* _Stated problem_: Output all of the data below exactly as given.
= = = = = = =
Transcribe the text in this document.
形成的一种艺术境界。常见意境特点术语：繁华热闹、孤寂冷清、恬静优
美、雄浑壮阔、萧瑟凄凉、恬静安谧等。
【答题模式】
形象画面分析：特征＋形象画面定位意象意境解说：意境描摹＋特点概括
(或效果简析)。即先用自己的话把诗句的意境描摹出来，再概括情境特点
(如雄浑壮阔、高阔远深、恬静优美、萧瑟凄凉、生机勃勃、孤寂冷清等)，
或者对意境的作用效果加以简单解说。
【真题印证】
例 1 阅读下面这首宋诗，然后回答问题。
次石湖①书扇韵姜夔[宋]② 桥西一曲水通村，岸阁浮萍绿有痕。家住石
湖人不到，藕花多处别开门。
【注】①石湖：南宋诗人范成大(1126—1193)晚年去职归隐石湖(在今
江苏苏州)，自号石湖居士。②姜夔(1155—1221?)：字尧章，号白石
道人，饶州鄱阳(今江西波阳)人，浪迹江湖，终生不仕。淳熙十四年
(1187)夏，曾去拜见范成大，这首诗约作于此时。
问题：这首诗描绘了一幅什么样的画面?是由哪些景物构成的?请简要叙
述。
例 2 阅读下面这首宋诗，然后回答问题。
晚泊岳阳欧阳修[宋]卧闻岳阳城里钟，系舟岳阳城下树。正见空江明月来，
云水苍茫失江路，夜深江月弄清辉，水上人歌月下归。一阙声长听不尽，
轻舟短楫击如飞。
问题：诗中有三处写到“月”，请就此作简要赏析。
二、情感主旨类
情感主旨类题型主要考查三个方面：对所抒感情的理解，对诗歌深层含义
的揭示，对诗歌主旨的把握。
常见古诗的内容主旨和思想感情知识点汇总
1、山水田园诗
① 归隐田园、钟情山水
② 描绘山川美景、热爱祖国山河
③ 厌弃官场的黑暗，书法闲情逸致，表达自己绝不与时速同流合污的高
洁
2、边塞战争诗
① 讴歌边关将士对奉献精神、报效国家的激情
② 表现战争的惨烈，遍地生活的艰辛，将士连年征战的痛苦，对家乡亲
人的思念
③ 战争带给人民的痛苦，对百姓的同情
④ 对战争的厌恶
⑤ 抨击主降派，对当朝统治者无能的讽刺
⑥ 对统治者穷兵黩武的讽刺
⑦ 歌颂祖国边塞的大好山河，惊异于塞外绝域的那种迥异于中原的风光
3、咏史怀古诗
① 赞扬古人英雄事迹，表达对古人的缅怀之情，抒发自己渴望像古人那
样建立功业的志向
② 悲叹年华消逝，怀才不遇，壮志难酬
= = = = = = =
* _Exercise output_:
Transcribe the text in this document.
形成的一种艺术境界。常见意境特点术语：繁华热闹、孤寂冷清、恬静优
美、雄浑壮阔、萧瑟凄凉、恬静安谧等。
【答题模式】
形象画面分析：特征＋形象画面定位意象意境解说：意境描摹＋特点概括
(或效果简析)。即先用自己的话把诗句的意境描摹出来，再概括情境特点
(如雄浑壮阔、高阔远深、恬静优美、萧瑟凄凉、生机勃勃、孤寂冷清等)，
或者对意境的作用效果加以简单解说。
【真题印证】
例 1 阅读下面这首宋诗，然后回答问题。
次石湖①书扇韵姜夔[宋]② 桥西一曲水通村，岸阁浮萍绿有痕。家住石
湖人不到，藕花多处别开门。
【注】①石湖：南宋诗人范成大(1126—1193)晚年去职归隐石湖(在今
江苏苏州)，自号石湖居士。②姜夔(1155—1221?)：字尧章，号白石
道人，饶州鄱阳(今江西波阳)人，浪迹江湖，终生不仕。淳熙十四年
(1187)夏，曾去拜见范成大，这首诗约作于此时。
问题：这首诗描绘了一幅什么样的画面?是由哪些景物构成的?请简要叙
述。
例 2 阅读下面这首宋诗，然后回答问题。
晚泊岳阳欧阳修[宋]卧闻岳阳城里钟，系舟岳阳城下树。正见空江明月来，
云水苍茫失江路，夜深江月弄清辉，水上人歌月下归。一阙声长听不尽，
轻舟短楫击如飞。
问题：诗中有三处写到“月”，请就此作简要赏析。
二、情感主旨类
情感主旨类题型主要考查三个方面：对所抒感情的理解，对诗歌深层含义
的揭示，对诗歌主旨的把握。
常见古诗的内容主旨和思想感情知识点汇总
1、山水田园诗
① 归隐田园、钟情山水
② 描绘山川美景、热爱祖国山河
③ 厌弃官场的黑暗，书法闲情逸致，表达自己绝不与时速同流合污的高
洁
2、边塞战争诗
① 讴歌边关将士对奉献精神、报效国家的激情
② 表现战争的惨烈，遍地生活的艰辛，将士连年征战的痛苦，对家乡亲
人的思念
③ 战争带给人民的痛苦，对百姓的同情
④ 对战争的厌恶
⑤ 抨击主降派，对当朝统治者无能的讽刺
⑥ 对统治者穷兵黩武的讽刺
⑦ 歌颂祖国边塞的大好山河，惊异于塞外绝域的那种迥异于中原的风光
3、咏史怀古诗
① 赞扬古人英雄事迹，表达对古人的缅怀之情，抒发自己渴望像古人那
样建立功业的志向
② 悲叹年华消逝，怀才不遇，壮志难酬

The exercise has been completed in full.